*Exercise objective*.
Find every line in the material below that contains the string "提取的grep项的定义", and copy each one.

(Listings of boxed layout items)
____________
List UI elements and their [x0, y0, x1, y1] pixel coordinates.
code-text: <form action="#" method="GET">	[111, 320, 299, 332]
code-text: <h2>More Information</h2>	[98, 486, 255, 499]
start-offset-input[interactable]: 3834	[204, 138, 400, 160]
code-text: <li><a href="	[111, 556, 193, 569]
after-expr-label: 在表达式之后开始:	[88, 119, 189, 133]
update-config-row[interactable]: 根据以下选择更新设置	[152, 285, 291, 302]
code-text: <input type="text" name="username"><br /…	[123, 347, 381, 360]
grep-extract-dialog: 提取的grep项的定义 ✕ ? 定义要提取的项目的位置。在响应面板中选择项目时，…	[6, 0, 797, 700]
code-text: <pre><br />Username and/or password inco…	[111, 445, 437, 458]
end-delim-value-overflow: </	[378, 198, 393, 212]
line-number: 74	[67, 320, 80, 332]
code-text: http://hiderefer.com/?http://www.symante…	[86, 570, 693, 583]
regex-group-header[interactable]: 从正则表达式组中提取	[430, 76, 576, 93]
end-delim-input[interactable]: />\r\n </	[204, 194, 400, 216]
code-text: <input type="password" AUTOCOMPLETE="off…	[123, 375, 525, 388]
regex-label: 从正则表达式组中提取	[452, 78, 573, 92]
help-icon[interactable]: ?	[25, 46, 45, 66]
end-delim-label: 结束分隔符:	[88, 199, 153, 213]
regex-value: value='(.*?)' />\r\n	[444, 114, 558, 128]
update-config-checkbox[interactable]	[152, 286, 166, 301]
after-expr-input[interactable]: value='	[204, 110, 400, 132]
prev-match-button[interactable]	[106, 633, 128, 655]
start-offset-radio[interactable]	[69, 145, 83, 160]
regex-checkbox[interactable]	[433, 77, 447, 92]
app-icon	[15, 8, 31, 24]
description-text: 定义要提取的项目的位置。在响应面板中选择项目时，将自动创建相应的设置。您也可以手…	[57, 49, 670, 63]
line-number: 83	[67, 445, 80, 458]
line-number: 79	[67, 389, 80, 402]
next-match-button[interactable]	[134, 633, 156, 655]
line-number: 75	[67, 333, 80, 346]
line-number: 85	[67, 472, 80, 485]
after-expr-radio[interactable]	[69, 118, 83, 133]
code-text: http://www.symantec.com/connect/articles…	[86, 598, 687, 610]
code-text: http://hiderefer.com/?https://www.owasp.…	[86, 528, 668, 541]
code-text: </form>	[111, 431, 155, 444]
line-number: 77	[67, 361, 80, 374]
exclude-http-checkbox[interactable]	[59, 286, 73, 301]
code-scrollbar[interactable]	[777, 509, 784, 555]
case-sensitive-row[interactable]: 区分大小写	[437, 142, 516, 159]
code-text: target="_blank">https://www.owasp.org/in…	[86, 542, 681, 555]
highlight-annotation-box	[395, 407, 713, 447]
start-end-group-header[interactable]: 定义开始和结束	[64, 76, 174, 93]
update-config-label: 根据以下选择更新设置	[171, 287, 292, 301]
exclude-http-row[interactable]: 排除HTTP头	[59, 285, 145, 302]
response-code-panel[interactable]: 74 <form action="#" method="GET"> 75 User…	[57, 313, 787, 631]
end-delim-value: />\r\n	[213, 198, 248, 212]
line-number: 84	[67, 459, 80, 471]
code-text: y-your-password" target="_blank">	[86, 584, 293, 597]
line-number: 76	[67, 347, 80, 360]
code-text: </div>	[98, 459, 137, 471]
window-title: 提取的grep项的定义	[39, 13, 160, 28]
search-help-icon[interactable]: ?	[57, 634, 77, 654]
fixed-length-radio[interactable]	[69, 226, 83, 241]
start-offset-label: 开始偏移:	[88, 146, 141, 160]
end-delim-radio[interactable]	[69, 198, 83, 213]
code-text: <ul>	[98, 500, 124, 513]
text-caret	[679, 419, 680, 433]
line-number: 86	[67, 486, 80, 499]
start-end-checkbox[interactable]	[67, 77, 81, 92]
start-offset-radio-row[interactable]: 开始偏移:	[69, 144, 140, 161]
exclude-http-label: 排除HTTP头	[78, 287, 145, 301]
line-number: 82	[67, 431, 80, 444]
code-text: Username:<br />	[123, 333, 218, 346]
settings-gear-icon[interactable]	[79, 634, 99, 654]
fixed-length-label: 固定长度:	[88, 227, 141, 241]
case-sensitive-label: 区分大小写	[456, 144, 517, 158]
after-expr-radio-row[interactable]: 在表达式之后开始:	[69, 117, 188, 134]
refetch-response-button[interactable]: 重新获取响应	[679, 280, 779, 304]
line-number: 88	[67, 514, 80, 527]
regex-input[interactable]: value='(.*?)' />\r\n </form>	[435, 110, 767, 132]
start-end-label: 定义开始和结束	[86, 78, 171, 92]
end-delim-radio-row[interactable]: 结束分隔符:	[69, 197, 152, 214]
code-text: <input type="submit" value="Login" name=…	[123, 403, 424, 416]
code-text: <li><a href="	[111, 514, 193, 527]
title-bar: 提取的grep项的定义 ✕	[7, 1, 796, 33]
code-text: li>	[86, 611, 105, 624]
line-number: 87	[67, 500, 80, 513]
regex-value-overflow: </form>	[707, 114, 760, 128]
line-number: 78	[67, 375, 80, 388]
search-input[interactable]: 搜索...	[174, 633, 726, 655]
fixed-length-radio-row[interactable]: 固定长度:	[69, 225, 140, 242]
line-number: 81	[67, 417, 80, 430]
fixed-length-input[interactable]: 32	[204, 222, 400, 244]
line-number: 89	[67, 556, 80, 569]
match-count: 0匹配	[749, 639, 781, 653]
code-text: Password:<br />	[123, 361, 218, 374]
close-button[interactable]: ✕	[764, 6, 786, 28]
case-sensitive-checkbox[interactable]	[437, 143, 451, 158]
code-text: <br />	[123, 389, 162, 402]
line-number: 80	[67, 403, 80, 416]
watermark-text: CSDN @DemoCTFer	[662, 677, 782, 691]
____________
*The solution*.
grep-extract-dialog: 提取的grep项的定义 ✕ ? 定义要提取的项目的位置。在响应面板中选择项目时，…	[6, 0, 797, 700]
window-title: 提取的grep项的定义	[39, 13, 160, 28]
title-bar: 提取的grep项的定义 ✕	[7, 1, 796, 33]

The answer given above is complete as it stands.